▶ _TASK OBJECTIVE_: Return each line holding the string "Tilaajan".

>> Start RECORDED INFORMATION

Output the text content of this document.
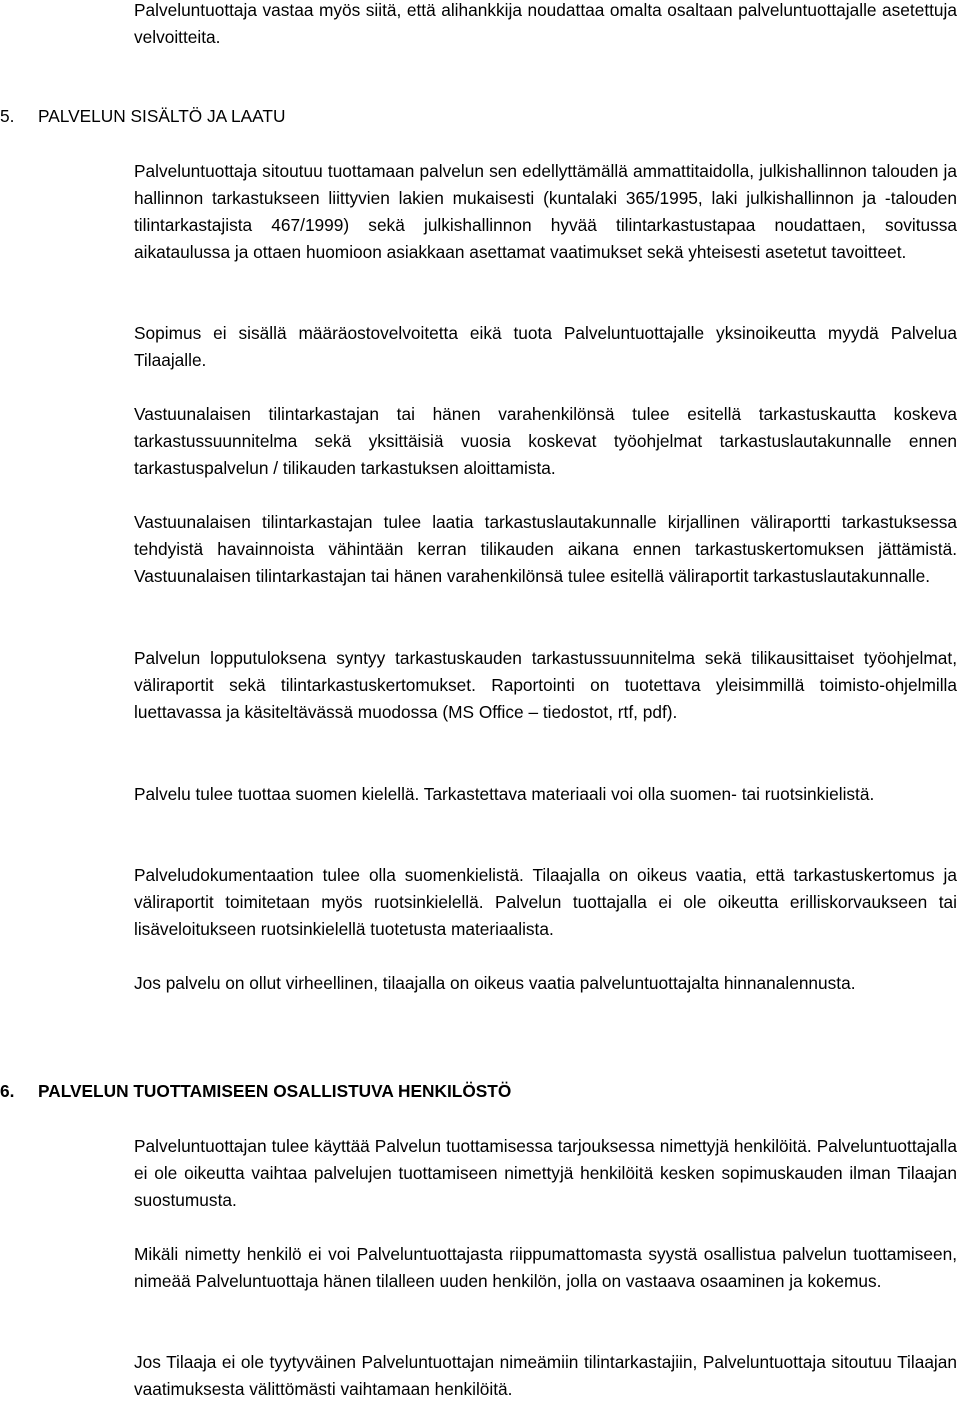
Palveluntuottaja vastaa myös siitä, että alihankkija noudattaa omalta osaltaan palveluntuottajalle asetettuja velvoitteita.

5. PALVELUN SISÄLTÖ JA LAATU

Palveluntuottaja sitoutuu tuottamaan palvelun sen edellyttämällä ammattitaidolla, julkishallinnon talouden ja hallinnon tarkastukseen liittyvien lakien mukaisesti (kuntalaki 365/1995, laki julkishallinnon ja -talouden tilintarkastajista 467/1999) sekä julkishallinnon hyvää tilintarkastustapaa noudattaen, sovitussa aikataulussa ja ottaen huomioon asiakkaan asettamat vaatimukset sekä yhteisesti asetetut tavoitteet.

Sopimus ei sisällä määräostovelvoitetta eikä tuota Palveluntuottajalle yksinoikeutta myydä Palvelua Tilaajalle.

Vastuunalaisen tilintarkastajan tai hänen varahenkilönsä tulee esitellä tarkastuskautta koskeva tarkastussuunnitelma sekä yksittäisiä vuosia koskevat työohjelmat tarkastuslautakunnalle ennen tarkastuspalvelun / tilikauden tarkastuksen aloittamista.

Vastuunalaisen tilintarkastajan tulee laatia tarkastuslautakunnalle kirjallinen väliraportti tarkastuksessa tehdyistä havainnoista vähintään kerran tilikauden aikana ennen tarkastuskertomuksen jättämistä. Vastuunalaisen tilintarkastajan tai hänen varahenkilönsä tulee esitellä väliraportit tarkastuslautakunnalle.

Palvelun lopputuloksena syntyy tarkastuskauden tarkastussuunnitelma sekä tilikausittaiset työohjelmat, väliraportit sekä tilintarkastuskertomukset. Raportointi on tuotettava yleisimmillä toimisto-ohjelmilla luettavassa ja käsiteltävässä muodossa (MS Office – tiedostot, rtf, pdf).

Palvelu tulee tuottaa suomen kielellä. Tarkastettava materiaali voi olla suomen- tai ruotsinkielistä.

Palveludokumentaation tulee olla suomenkielistä. Tilaajalla on oikeus vaatia, että tarkastuskertomus ja väliraportit toimitetaan myös ruotsinkielellä. Palvelun tuottajalla ei ole oikeutta erilliskorvaukseen tai lisäveloitukseen ruotsinkielellä tuotetusta materiaalista.

Jos palvelu on ollut virheellinen, tilaajalla on oikeus vaatia palveluntuottajalta hinnanalennusta.

6. PALVELUN TUOTTAMISEEN OSALLISTUVA HENKILÖSTÖ

Palveluntuottajan tulee käyttää Palvelun tuottamisessa tarjouksessa nimettyjä henkilöitä. Palveluntuottajalla ei ole oikeutta vaihtaa palvelujen tuottamiseen nimettyjä henkilöitä kesken sopimuskauden ilman Tilaajan suostumusta.

Mikäli nimetty henkilö ei voi Palveluntuottajasta riippumattomasta syystä osallistua palvelun tuottamiseen, nimeää Palveluntuottaja hänen tilalleen uuden henkilön, jolla on vastaava osaaminen ja kokemus.

Jos Tilaaja ei ole tyytyväinen Palveluntuottajan nimeämiin tilintarkastajiin, Palveluntuottaja sitoutuu Tilaajan vaatimuksesta välittömästi vaihtamaan henkilöitä.
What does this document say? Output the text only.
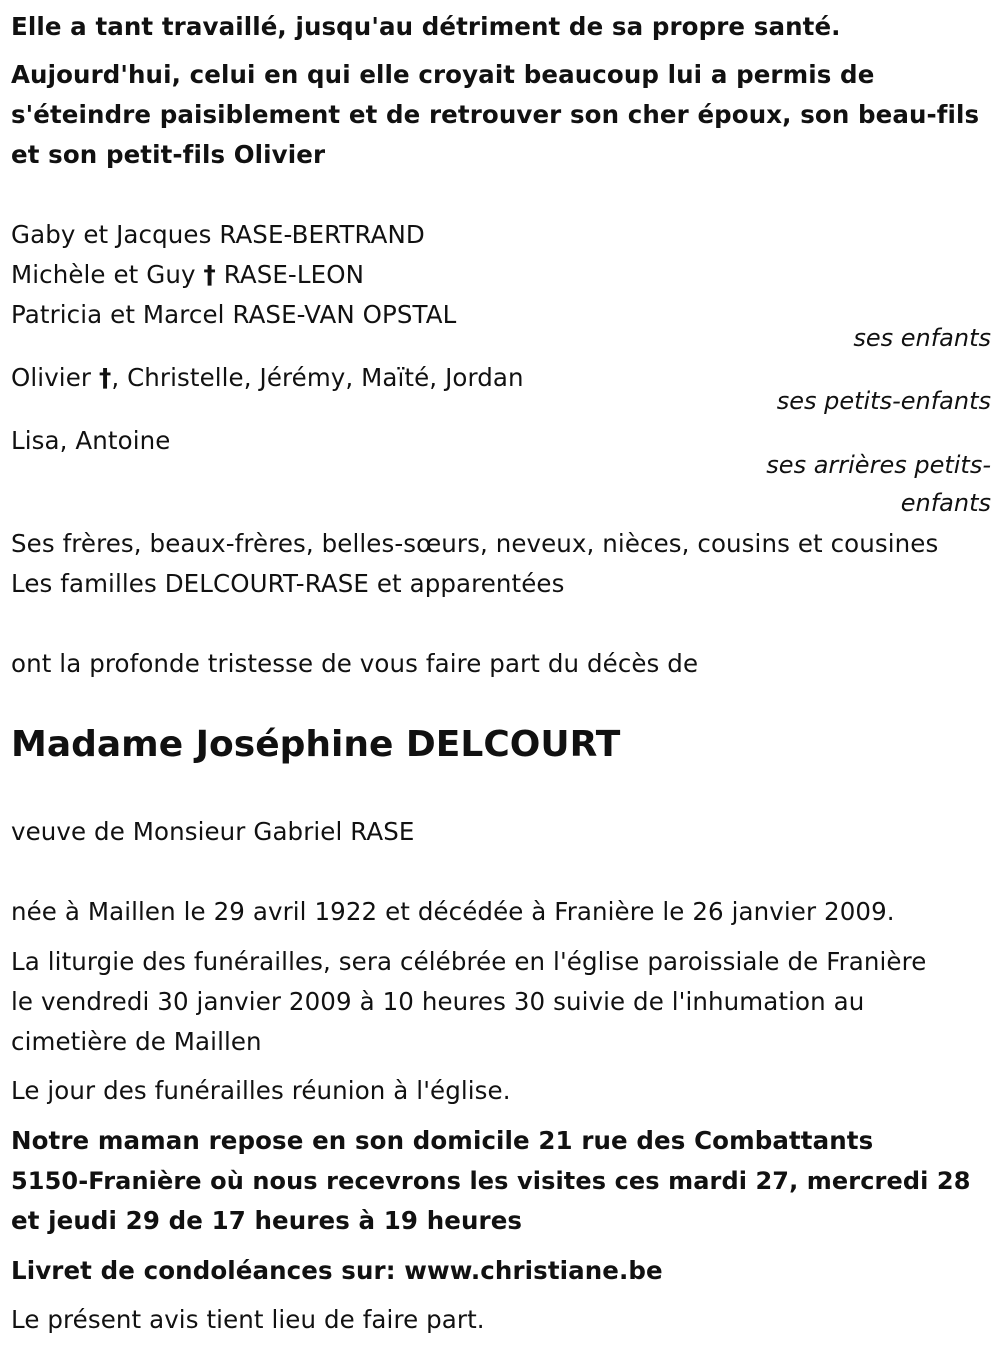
Elle a tant travaillé, jusqu'au détriment de sa propre santé.
Aujourd'hui, celui en qui elle croyait beaucoup lui a permis de
s'éteindre paisiblement et de retrouver son cher époux, son beau-fils
et son petit-fils Olivier
Gaby et Jacques RASE-BERTRAND
Michèle et Guy † RASE-LEON
Patricia et Marcel RASE-VAN OPSTAL
ses enfants
Olivier †, Christelle, Jérémy, Maïté, Jordan
ses petits-enfants
Lisa, Antoine
ses arrières petits-
enfants
Ses frères, beaux-frères, belles-sœurs, neveux, nièces, cousins et cousines
Les familles DELCOURT-RASE et apparentées
ont la profonde tristesse de vous faire part du décès de
Madame Joséphine DELCOURT
veuve de Monsieur Gabriel RASE
née à Maillen le 29 avril 1922 et décédée à Franière le 26 janvier 2009.
La liturgie des funérailles, sera célébrée en l'église paroissiale de Franière
le vendredi 30 janvier 2009 à 10 heures 30 suivie de l'inhumation au
cimetière de Maillen
Le jour des funérailles réunion à l'église.
Notre maman repose en son domicile 21 rue des Combattants
5150-Franière où nous recevrons les visites ces mardi 27, mercredi 28
et jeudi 29 de 17 heures à 19 heures
Livret de condoléances sur: www.christiane.be
Le présent avis tient lieu de faire part.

>> End RECORDED INFORMATION

▶ _TASK ANSWER_:
Palveluntuottajan tulee käyttää Palvelun tuottamisessa tarjouksessa nimettyjä henkilöitä. Palveluntuottajalla ei ole oikeutta vaihtaa palvelujen tuottamiseen nimettyjä henkilöitä kesken sopimuskauden ilman Tilaajan suostumusta.
Jos Tilaaja ei ole tyytyväinen Palveluntuottajan nimeämiin tilintarkastajiin, Palveluntuottaja sitoutuu Tilaajan vaatimuksesta välittömästi vaihtamaan henkilöitä.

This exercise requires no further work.